* [GOAL]: Look through the data below and return each line where "استخلاء" appears.

========================

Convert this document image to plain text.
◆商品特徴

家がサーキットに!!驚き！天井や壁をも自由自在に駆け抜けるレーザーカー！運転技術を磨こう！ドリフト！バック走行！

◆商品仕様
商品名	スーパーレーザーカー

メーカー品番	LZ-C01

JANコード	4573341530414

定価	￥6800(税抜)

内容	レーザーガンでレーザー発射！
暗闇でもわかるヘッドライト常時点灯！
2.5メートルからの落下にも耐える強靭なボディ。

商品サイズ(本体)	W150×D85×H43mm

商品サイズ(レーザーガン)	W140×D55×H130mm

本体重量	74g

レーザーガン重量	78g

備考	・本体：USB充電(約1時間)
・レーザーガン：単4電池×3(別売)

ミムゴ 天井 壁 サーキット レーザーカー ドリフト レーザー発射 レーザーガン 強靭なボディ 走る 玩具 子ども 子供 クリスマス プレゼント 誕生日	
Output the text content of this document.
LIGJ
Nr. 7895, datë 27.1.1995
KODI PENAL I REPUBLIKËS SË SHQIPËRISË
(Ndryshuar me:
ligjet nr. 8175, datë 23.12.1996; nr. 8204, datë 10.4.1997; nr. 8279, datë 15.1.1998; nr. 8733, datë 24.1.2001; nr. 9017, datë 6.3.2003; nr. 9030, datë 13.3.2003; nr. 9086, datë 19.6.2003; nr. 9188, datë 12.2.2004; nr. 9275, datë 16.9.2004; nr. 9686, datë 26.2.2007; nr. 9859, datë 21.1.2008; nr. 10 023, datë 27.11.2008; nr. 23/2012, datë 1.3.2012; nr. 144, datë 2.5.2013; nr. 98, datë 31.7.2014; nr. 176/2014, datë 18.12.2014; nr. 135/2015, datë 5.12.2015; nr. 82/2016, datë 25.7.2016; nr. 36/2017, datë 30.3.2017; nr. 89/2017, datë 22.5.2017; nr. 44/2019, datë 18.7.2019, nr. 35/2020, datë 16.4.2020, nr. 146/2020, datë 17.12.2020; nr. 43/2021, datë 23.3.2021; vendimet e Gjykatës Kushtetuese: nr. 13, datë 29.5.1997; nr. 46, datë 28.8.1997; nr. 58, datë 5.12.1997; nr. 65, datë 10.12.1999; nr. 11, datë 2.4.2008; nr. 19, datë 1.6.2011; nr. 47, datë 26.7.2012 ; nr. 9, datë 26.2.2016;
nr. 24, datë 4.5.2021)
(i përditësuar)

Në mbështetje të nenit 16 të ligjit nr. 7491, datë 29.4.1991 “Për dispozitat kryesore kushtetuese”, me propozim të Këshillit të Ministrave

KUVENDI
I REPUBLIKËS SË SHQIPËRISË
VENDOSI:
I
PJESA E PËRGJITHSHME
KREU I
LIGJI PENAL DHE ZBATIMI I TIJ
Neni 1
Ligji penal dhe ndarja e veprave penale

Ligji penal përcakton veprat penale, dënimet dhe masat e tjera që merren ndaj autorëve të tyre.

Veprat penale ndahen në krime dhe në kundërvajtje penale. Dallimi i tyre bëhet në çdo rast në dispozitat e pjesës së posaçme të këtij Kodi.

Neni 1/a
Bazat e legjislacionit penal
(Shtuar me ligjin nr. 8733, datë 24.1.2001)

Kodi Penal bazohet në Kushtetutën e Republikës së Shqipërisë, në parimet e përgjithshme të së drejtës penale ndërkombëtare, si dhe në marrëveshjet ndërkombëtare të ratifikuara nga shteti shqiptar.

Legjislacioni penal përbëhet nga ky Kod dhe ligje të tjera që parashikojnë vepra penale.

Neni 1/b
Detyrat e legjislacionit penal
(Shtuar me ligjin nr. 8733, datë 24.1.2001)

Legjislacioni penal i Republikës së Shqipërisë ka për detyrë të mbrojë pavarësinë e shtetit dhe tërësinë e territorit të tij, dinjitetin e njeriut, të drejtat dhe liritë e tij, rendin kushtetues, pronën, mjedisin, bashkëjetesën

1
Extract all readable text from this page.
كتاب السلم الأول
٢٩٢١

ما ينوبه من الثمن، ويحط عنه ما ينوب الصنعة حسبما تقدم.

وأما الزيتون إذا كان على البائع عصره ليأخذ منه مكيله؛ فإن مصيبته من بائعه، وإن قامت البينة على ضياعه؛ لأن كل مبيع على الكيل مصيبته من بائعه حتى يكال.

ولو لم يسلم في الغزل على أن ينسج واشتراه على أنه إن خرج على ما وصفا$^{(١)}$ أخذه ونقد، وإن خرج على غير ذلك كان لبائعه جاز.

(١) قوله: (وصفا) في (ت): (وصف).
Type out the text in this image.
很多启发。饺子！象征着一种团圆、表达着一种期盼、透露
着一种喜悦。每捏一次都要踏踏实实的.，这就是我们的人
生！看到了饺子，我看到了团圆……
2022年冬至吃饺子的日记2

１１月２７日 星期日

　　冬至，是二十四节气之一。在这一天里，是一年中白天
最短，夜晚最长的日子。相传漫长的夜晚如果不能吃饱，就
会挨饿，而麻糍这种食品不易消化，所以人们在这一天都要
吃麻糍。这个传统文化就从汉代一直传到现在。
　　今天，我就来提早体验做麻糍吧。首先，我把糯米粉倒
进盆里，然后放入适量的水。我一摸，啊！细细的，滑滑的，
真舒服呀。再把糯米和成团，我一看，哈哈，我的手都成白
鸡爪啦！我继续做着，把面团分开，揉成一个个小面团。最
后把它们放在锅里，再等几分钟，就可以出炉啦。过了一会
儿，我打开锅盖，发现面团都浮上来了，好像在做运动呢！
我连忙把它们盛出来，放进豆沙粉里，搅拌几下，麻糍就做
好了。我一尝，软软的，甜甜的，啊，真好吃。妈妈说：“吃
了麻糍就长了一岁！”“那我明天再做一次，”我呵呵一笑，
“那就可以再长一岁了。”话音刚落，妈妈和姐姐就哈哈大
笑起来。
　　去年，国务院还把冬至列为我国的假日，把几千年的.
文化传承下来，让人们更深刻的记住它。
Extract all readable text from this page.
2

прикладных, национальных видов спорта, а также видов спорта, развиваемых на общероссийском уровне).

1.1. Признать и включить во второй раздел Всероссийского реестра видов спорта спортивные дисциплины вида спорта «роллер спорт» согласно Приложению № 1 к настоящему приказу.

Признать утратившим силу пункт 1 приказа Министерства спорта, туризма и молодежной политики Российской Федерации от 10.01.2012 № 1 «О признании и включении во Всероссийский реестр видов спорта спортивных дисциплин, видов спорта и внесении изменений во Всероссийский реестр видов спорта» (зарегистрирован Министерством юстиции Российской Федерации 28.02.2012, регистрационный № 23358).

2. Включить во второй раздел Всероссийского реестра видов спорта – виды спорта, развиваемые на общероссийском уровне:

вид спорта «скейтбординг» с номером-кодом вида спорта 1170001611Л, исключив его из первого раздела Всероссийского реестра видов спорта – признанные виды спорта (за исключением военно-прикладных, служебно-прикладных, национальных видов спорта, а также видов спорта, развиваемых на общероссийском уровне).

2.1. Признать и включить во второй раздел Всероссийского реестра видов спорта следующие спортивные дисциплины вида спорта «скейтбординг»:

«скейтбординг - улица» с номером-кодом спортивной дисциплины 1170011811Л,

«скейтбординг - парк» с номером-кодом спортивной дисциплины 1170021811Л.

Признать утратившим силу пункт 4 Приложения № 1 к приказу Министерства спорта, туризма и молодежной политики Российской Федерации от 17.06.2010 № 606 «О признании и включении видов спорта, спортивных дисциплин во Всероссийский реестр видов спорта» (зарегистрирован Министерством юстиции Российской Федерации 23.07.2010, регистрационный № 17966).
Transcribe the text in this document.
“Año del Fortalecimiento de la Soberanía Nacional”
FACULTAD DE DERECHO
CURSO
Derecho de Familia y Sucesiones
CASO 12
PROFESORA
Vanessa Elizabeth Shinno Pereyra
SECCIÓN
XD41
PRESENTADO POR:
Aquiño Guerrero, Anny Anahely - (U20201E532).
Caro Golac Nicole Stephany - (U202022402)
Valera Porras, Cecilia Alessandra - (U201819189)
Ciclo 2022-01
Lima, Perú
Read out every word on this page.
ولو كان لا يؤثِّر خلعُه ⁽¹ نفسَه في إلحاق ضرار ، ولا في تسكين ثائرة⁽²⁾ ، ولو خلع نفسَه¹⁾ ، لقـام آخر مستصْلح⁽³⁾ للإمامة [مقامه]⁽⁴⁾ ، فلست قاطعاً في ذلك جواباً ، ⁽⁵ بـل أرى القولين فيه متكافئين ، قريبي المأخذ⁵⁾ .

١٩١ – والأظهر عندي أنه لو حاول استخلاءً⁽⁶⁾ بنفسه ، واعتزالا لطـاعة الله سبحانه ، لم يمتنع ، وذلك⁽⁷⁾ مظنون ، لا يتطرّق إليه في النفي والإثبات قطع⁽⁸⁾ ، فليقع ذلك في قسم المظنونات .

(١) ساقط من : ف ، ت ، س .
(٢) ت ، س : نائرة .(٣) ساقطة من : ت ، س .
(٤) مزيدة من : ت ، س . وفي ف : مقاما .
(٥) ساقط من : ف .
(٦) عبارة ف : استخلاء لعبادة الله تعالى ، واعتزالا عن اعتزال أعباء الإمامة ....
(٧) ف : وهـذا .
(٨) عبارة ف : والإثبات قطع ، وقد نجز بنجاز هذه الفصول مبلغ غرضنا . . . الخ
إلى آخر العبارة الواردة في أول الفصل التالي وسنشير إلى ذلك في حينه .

========================

* [THE COMPLETED TASK]:
١٩١ – والأظهر عندي أنه لو حاول استخلاءً⁽⁶⁾ بنفسه ، واعتزالا لطـاعة الله سبحانه ، لم يمتنع ، وذلك⁽⁷⁾ مظنون ، لا يتطرّق إليه في النفي والإثبات قطع⁽⁸⁾ ، فليقع ذلك في قسم المظنونات .
(٦) عبارة ف : استخلاء لعبادة الله تعالى ، واعتزالا عن اعتزال أعباء الإمامة ....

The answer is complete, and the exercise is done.